__Exercise description__: Repeat all the records exactly, omitting pictures.

Stored data:

◇ ◇ ◇ ◇

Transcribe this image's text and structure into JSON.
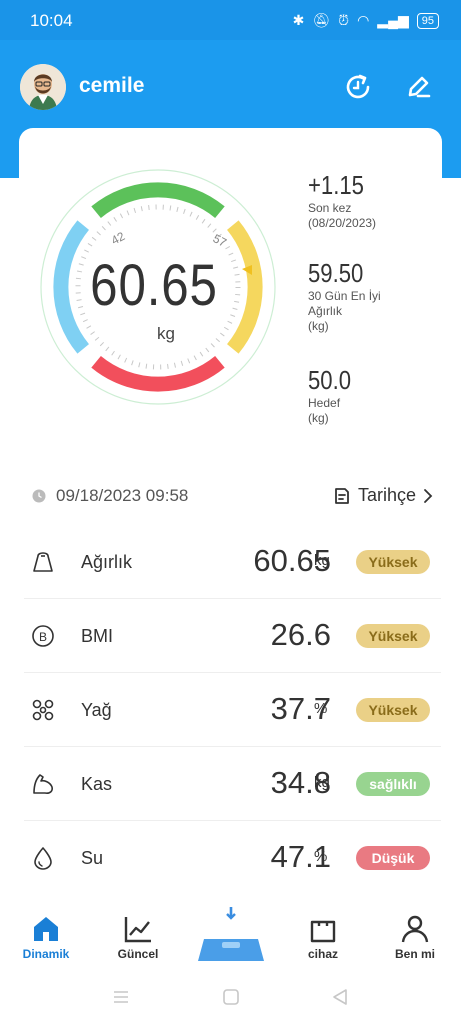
{
  "status_bar": {
    "time": "10:04",
    "battery": "95"
  },
  "header": {
    "username": "cemile"
  },
  "gauge": {
    "value": "60.65",
    "unit": "kg",
    "tick_low": "42",
    "tick_high": "57"
  },
  "stats": [
    {
      "value": "+1.15",
      "label_line1": "Son kez",
      "label_line2": "(08/20/2023)",
      "label_line3": ""
    },
    {
      "value": "59.50",
      "label_line1": "30 Gün En İyi",
      "label_line2": "Ağırlık",
      "label_line3": "(kg)"
    },
    {
      "value": "50.0",
      "label_line1": "Hedef",
      "label_line2": "(kg)",
      "label_line3": ""
    }
  ],
  "measurement": {
    "datetime": "09/18/2023 09:58",
    "history_label": "Tarihçe"
  },
  "metrics": [
    {
      "name": "Ağırlık",
      "value": "60.65",
      "unit": "kg",
      "status": "Yüksek",
      "status_color": "#ead087"
    },
    {
      "name": "BMI",
      "value": "26.6",
      "unit": "",
      "status": "Yüksek",
      "status_color": "#ead087"
    },
    {
      "name": "Yağ",
      "value": "37.7",
      "unit": "%",
      "status": "Yüksek",
      "status_color": "#ead087"
    },
    {
      "name": "Kas",
      "value": "34.8",
      "unit": "kg",
      "status": "sağlıklı",
      "status_color": "#98d490"
    },
    {
      "name": "Su",
      "value": "47.1",
      "unit": "%",
      "status": "Düşük",
      "status_color": "#e97a82"
    }
  ],
  "tabs": [
    {
      "label": "Dinamik",
      "active": true
    },
    {
      "label": "Güncel",
      "active": false
    },
    {
      "label": "",
      "active": false
    },
    {
      "label": "cihaz",
      "active": false
    },
    {
      "label": "Ben mi",
      "active": false
    }
  ],
  "colors": {
    "primary": "#1c9cf0",
    "gauge_green": "#5cc15a",
    "gauge_yellow": "#f5d75e",
    "gauge_red": "#f24f5c",
    "gauge_blue": "#7fd0f3"
  }
}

◇ ◇ ◇ ◇

__Written answer__:
Transcribe this image's text and structure into JSON.
{
  "status_bar": {
    "time": "10:04",
    "battery": "95"
  },
  "header": {
    "username": "cemile"
  },
  "gauge": {
    "value": "60.65",
    "unit": "kg",
    "tick_low": "42",
    "tick_high": "57"
  },
  "stats": [
    {
      "value": "+1.15",
      "label_line1": "Son kez",
      "label_line2": "(08/20/2023)",
      "label_line3": ""
    },
    {
      "value": "59.50",
      "label_line1": "30 Gün En İyi",
      "label_line2": "Ağırlık",
      "label_line3": "(kg)"
    },
    {
      "value": "50.0",
      "label_line1": "Hedef",
      "label_line2": "(kg)",
      "label_line3": ""
    }
  ],
  "measurement": {
    "datetime": "09/18/2023 09:58",
    "history_label": "Tarihçe"
  },
  "metrics": [
    {
      "name": "Ağırlık",
      "value": "60.65",
      "unit": "kg",
      "status": "Yüksek",
      "status_color": "#ead087"
    },
    {
      "name": "BMI",
      "value": "26.6",
      "unit": "",
      "status": "Yüksek",
      "status_color": "#ead087"
    },
    {
      "name": "Yağ",
      "value": "37.7",
      "unit": "%",
      "status": "Yüksek",
      "status_color": "#ead087"
    },
    {
      "name": "Kas",
      "value": "34.8",
      "unit": "kg",
      "status": "sağlıklı",
      "status_color": "#98d490"
    },
    {
      "name": "Su",
      "value": "47.1",
      "unit": "%",
      "status": "Düşük",
      "status_color": "#e97a82"
    }
  ],
  "tabs": [
    {
      "label": "Dinamik",
      "active": true
    },
    {
      "label": "Güncel",
      "active": false
    },
    {
      "label": "",
      "active": false
    },
    {
      "label": "cihaz",
      "active": false
    },
    {
      "label": "Ben mi",
      "active": false
    }
  ],
  "colors": {
    "primary": "#1c9cf0",
    "gauge_green": "#5cc15a",
    "gauge_yellow": "#f5d75e",
    "gauge_red": "#f24f5c",
    "gauge_blue": "#7fd0f3"
  }
}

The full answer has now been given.